* Exercise data
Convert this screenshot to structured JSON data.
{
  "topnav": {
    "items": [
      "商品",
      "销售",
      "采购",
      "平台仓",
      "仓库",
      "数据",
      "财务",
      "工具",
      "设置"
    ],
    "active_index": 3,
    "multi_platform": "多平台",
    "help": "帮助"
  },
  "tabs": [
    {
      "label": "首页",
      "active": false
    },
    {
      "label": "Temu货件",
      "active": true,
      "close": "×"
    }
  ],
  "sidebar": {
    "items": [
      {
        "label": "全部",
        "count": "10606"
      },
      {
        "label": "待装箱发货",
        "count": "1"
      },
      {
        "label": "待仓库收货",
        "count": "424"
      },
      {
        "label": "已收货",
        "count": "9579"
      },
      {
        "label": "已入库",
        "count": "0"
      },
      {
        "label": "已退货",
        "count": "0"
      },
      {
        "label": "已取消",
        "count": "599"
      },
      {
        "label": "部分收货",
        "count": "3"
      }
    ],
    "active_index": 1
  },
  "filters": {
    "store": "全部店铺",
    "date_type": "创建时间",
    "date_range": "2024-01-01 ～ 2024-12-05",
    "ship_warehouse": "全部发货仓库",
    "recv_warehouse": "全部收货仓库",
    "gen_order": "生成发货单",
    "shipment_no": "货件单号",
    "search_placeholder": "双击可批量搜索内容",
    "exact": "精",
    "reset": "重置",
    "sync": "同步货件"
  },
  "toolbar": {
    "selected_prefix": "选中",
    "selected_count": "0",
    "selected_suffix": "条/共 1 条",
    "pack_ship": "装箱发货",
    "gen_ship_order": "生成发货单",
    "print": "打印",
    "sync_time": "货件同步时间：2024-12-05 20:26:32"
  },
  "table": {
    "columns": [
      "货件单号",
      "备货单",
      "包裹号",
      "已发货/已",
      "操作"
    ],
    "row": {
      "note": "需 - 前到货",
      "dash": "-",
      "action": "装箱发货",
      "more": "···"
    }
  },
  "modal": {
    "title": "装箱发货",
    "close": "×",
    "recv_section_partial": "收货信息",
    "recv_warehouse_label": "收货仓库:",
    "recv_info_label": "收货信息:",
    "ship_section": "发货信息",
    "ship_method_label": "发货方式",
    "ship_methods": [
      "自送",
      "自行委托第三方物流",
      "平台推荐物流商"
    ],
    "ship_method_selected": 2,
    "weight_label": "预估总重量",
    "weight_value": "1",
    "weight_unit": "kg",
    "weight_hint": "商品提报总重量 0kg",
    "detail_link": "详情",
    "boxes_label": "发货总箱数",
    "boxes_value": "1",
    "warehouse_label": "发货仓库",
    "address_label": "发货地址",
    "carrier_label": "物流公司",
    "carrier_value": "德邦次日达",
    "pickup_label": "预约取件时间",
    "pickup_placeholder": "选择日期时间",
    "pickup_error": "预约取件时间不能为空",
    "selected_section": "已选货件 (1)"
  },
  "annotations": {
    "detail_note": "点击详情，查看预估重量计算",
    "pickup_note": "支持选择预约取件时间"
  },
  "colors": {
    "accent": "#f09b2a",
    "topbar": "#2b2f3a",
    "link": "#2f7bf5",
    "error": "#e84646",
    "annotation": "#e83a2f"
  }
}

* Written instruction
All the entries above need to be reproduced exactly.

* Exercise output
Convert this screenshot to structured JSON data.
{
  "topnav": {
    "items": [
      "商品",
      "销售",
      "采购",
      "平台仓",
      "仓库",
      "数据",
      "财务",
      "工具",
      "设置"
    ],
    "active_index": 3,
    "multi_platform": "多平台",
    "help": "帮助"
  },
  "tabs": [
    {
      "label": "首页",
      "active": false
    },
    {
      "label": "Temu货件",
      "active": true,
      "close": "×"
    }
  ],
  "sidebar": {
    "items": [
      {
        "label": "全部",
        "count": "10606"
      },
      {
        "label": "待装箱发货",
        "count": "1"
      },
      {
        "label": "待仓库收货",
        "count": "424"
      },
      {
        "label": "已收货",
        "count": "9579"
      },
      {
        "label": "已入库",
        "count": "0"
      },
      {
        "label": "已退货",
        "count": "0"
      },
      {
        "label": "已取消",
        "count": "599"
      },
      {
        "label": "部分收货",
        "count": "3"
      }
    ],
    "active_index": 1
  },
  "filters": {
    "store": "全部店铺",
    "date_type": "创建时间",
    "date_range": "2024-01-01 ～ 2024-12-05",
    "ship_warehouse": "全部发货仓库",
    "recv_warehouse": "全部收货仓库",
    "gen_order": "生成发货单",
    "shipment_no": "货件单号",
    "search_placeholder": "双击可批量搜索内容",
    "exact": "精",
    "reset": "重置",
    "sync": "同步货件"
  },
  "toolbar": {
    "selected_prefix": "选中",
    "selected_count": "0",
    "selected_suffix": "条/共 1 条",
    "pack_ship": "装箱发货",
    "gen_ship_order": "生成发货单",
    "print": "打印",
    "sync_time": "货件同步时间：2024-12-05 20:26:32"
  },
  "table": {
    "columns": [
      "货件单号",
      "备货单",
      "包裹号",
      "已发货/已",
      "操作"
    ],
    "row": {
      "note": "需 - 前到货",
      "dash": "-",
      "action": "装箱发货",
      "more": "···"
    }
  },
  "modal": {
    "title": "装箱发货",
    "close": "×",
    "recv_section_partial": "收货信息",
    "recv_warehouse_label": "收货仓库:",
    "recv_info_label": "收货信息:",
    "ship_section": "发货信息",
    "ship_method_label": "发货方式",
    "ship_methods": [
      "自送",
      "自行委托第三方物流",
      "平台推荐物流商"
    ],
    "ship_method_selected": 2,
    "weight_label": "预估总重量",
    "weight_value": "1",
    "weight_unit": "kg",
    "weight_hint": "商品提报总重量 0kg",
    "detail_link": "详情",
    "boxes_label": "发货总箱数",
    "boxes_value": "1",
    "warehouse_label": "发货仓库",
    "address_label": "发货地址",
    "carrier_label": "物流公司",
    "carrier_value": "德邦次日达",
    "pickup_label": "预约取件时间",
    "pickup_placeholder": "选择日期时间",
    "pickup_error": "预约取件时间不能为空",
    "selected_section": "已选货件 (1)"
  },
  "annotations": {
    "detail_note": "点击详情，查看预估重量计算",
    "pickup_note": "支持选择预约取件时间"
  },
  "colors": {
    "accent": "#f09b2a",
    "topbar": "#2b2f3a",
    "link": "#2f7bf5",
    "error": "#e84646",
    "annotation": "#e83a2f"
  }
}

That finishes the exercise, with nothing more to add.